:: Input

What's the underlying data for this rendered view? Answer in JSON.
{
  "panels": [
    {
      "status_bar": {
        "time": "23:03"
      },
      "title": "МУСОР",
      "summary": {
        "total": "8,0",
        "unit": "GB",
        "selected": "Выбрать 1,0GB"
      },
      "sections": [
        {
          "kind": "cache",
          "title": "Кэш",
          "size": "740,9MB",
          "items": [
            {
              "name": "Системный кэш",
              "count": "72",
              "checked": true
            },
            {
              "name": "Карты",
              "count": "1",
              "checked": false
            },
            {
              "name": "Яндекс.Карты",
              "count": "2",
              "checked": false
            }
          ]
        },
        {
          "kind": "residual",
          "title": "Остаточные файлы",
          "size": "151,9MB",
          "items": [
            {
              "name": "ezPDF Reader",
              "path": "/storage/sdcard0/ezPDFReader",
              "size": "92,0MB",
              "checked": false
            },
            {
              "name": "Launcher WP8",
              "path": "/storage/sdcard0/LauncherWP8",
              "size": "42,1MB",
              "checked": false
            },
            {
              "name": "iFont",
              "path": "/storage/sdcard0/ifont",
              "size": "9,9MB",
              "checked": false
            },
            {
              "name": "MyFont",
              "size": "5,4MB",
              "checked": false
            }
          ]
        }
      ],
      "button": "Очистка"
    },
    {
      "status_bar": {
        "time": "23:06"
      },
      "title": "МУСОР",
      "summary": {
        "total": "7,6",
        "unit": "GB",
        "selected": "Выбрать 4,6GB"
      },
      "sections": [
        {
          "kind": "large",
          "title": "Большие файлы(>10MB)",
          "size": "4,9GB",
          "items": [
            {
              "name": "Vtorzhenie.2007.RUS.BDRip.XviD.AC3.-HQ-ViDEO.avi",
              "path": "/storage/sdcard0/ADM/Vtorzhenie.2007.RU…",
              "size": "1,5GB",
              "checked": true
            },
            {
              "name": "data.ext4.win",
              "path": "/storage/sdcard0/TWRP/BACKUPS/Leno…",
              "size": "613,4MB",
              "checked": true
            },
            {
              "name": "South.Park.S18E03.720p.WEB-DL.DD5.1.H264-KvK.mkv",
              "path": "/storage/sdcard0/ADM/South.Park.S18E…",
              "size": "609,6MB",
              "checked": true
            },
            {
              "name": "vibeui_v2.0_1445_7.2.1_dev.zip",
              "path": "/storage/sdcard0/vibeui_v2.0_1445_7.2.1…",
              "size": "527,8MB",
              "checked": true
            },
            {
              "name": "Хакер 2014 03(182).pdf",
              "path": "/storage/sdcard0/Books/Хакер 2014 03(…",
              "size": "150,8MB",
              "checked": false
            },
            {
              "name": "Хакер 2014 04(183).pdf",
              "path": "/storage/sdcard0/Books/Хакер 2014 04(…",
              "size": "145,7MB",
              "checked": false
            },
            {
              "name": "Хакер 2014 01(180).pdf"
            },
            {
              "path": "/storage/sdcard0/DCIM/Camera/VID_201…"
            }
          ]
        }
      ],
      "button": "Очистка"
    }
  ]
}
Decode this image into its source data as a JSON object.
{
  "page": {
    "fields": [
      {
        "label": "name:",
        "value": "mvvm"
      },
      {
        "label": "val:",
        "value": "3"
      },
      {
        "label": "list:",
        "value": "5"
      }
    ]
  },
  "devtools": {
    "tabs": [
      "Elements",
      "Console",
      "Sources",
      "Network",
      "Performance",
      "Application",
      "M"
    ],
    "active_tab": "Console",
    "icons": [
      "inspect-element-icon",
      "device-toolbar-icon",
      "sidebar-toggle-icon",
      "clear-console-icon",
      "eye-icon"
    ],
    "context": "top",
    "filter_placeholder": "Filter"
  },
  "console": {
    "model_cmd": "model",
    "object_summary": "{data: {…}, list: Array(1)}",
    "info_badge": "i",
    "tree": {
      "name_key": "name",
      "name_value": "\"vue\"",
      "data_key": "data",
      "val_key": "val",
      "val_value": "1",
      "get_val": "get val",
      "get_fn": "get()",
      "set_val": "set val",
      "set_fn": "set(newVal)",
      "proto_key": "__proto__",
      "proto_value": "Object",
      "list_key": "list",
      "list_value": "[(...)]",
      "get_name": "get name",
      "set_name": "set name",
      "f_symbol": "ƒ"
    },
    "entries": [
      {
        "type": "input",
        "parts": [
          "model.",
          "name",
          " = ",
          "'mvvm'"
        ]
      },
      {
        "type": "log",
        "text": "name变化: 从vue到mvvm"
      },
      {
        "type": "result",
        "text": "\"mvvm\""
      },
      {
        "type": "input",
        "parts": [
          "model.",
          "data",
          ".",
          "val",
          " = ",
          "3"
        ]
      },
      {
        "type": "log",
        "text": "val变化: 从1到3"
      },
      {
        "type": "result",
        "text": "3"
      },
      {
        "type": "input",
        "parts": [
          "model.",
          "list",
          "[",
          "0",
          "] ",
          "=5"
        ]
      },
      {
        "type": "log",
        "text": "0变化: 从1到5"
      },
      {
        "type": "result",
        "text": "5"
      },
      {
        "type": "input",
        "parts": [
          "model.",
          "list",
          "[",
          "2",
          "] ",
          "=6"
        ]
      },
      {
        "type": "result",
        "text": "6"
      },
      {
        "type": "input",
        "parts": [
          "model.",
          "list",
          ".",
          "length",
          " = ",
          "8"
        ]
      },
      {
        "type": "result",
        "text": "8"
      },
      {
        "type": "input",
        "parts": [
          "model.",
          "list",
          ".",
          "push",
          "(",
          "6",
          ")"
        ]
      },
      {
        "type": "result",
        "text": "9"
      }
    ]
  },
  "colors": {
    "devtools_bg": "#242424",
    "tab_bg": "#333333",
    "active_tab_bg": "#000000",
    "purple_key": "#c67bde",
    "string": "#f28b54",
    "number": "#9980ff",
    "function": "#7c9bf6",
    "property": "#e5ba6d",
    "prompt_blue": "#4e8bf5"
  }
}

::::

Transcribe all of the material exactly. Omit nothing.

[Result below]
What's the underlying data for this rendered view? Answer in JSON.
{
  "panels": [
    {
      "status_bar": {
        "time": "23:03"
      },
      "title": "МУСОР",
      "summary": {
        "total": "8,0",
        "unit": "GB",
        "selected": "Выбрать 1,0GB"
      },
      "sections": [
        {
          "kind": "cache",
          "title": "Кэш",
          "size": "740,9MB",
          "items": [
            {
              "name": "Системный кэш",
              "count": "72",
              "checked": true
            },
            {
              "name": "Карты",
              "count": "1",
              "checked": false
            },
            {
              "name": "Яндекс.Карты",
              "count": "2",
              "checked": false
            }
          ]
        },
        {
          "kind": "residual",
          "title": "Остаточные файлы",
          "size": "151,9MB",
          "items": [
            {
              "name": "ezPDF Reader",
              "path": "/storage/sdcard0/ezPDFReader",
              "size": "92,0MB",
              "checked": false
            },
            {
              "name": "Launcher WP8",
              "path": "/storage/sdcard0/LauncherWP8",
              "size": "42,1MB",
              "checked": false
            },
            {
              "name": "iFont",
              "path": "/storage/sdcard0/ifont",
              "size": "9,9MB",
              "checked": false
            },
            {
              "name": "MyFont",
              "size": "5,4MB",
              "checked": false
            }
          ]
        }
      ],
      "button": "Очистка"
    },
    {
      "status_bar": {
        "time": "23:06"
      },
      "title": "МУСОР",
      "summary": {
        "total": "7,6",
        "unit": "GB",
        "selected": "Выбрать 4,6GB"
      },
      "sections": [
        {
          "kind": "large",
          "title": "Большие файлы(>10MB)",
          "size": "4,9GB",
          "items": [
            {
              "name": "Vtorzhenie.2007.RUS.BDRip.XviD.AC3.-HQ-ViDEO.avi",
              "path": "/storage/sdcard0/ADM/Vtorzhenie.2007.RU…",
              "size": "1,5GB",
              "checked": true
            },
            {
              "name": "data.ext4.win",
              "path": "/storage/sdcard0/TWRP/BACKUPS/Leno…",
              "size": "613,4MB",
              "checked": true
            },
            {
              "name": "South.Park.S18E03.720p.WEB-DL.DD5.1.H264-KvK.mkv",
              "path": "/storage/sdcard0/ADM/South.Park.S18E…",
              "size": "609,6MB",
              "checked": true
            },
            {
              "name": "vibeui_v2.0_1445_7.2.1_dev.zip",
              "path": "/storage/sdcard0/vibeui_v2.0_1445_7.2.1…",
              "size": "527,8MB",
              "checked": true
            },
            {
              "name": "Хакер 2014 03(182).pdf",
              "path": "/storage/sdcard0/Books/Хакер 2014 03(…",
              "size": "150,8MB",
              "checked": false
            },
            {
              "name": "Хакер 2014 04(183).pdf",
              "path": "/storage/sdcard0/Books/Хакер 2014 04(…",
              "size": "145,7MB",
              "checked": false
            },
            {
              "name": "Хакер 2014 01(180).pdf"
            },
            {
              "path": "/storage/sdcard0/DCIM/Camera/VID_201…"
            }
          ]
        }
      ],
      "button": "Очистка"
    }
  ]
}
Decode this image into its source data as a JSON object.
{
  "page": {
    "fields": [
      {
        "label": "name:",
        "value": "mvvm"
      },
      {
        "label": "val:",
        "value": "3"
      },
      {
        "label": "list:",
        "value": "5"
      }
    ]
  },
  "devtools": {
    "tabs": [
      "Elements",
      "Console",
      "Sources",
      "Network",
      "Performance",
      "Application",
      "M"
    ],
    "active_tab": "Console",
    "icons": [
      "inspect-element-icon",
      "device-toolbar-icon",
      "sidebar-toggle-icon",
      "clear-console-icon",
      "eye-icon"
    ],
    "context": "top",
    "filter_placeholder": "Filter"
  },
  "console": {
    "model_cmd": "model",
    "object_summary": "{data: {…}, list: Array(1)}",
    "info_badge": "i",
    "tree": {
      "name_key": "name",
      "name_value": "\"vue\"",
      "data_key": "data",
      "val_key": "val",
      "val_value": "1",
      "get_val": "get val",
      "get_fn": "get()",
      "set_val": "set val",
      "set_fn": "set(newVal)",
      "proto_key": "__proto__",
      "proto_value": "Object",
      "list_key": "list",
      "list_value": "[(...)]",
      "get_name": "get name",
      "set_name": "set name",
      "f_symbol": "ƒ"
    },
    "entries": [
      {
        "type": "input",
        "parts": [
          "model.",
          "name",
          " = ",
          "'mvvm'"
        ]
      },
      {
        "type": "log",
        "text": "name变化: 从vue到mvvm"
      },
      {
        "type": "result",
        "text": "\"mvvm\""
      },
      {
        "type": "input",
        "parts": [
          "model.",
          "data",
          ".",
          "val",
          " = ",
          "3"
        ]
      },
      {
        "type": "log",
        "text": "val变化: 从1到3"
      },
      {
        "type": "result",
        "text": "3"
      },
      {
        "type": "input",
        "parts": [
          "model.",
          "list",
          "[",
          "0",
          "] ",
          "=5"
        ]
      },
      {
        "type": "log",
        "text": "0变化: 从1到5"
      },
      {
        "type": "result",
        "text": "5"
      },
      {
        "type": "input",
        "parts": [
          "model.",
          "list",
          "[",
          "2",
          "] ",
          "=6"
        ]
      },
      {
        "type": "result",
        "text": "6"
      },
      {
        "type": "input",
        "parts": [
          "model.",
          "list",
          ".",
          "length",
          " = ",
          "8"
        ]
      },
      {
        "type": "result",
        "text": "8"
      },
      {
        "type": "input",
        "parts": [
          "model.",
          "list",
          ".",
          "push",
          "(",
          "6",
          ")"
        ]
      },
      {
        "type": "result",
        "text": "9"
      }
    ]
  },
  "colors": {
    "devtools_bg": "#242424",
    "tab_bg": "#333333",
    "active_tab_bg": "#000000",
    "purple_key": "#c67bde",
    "string": "#f28b54",
    "number": "#9980ff",
    "function": "#7c9bf6",
    "property": "#e5ba6d",
    "prompt_blue": "#4e8bf5"
  }
}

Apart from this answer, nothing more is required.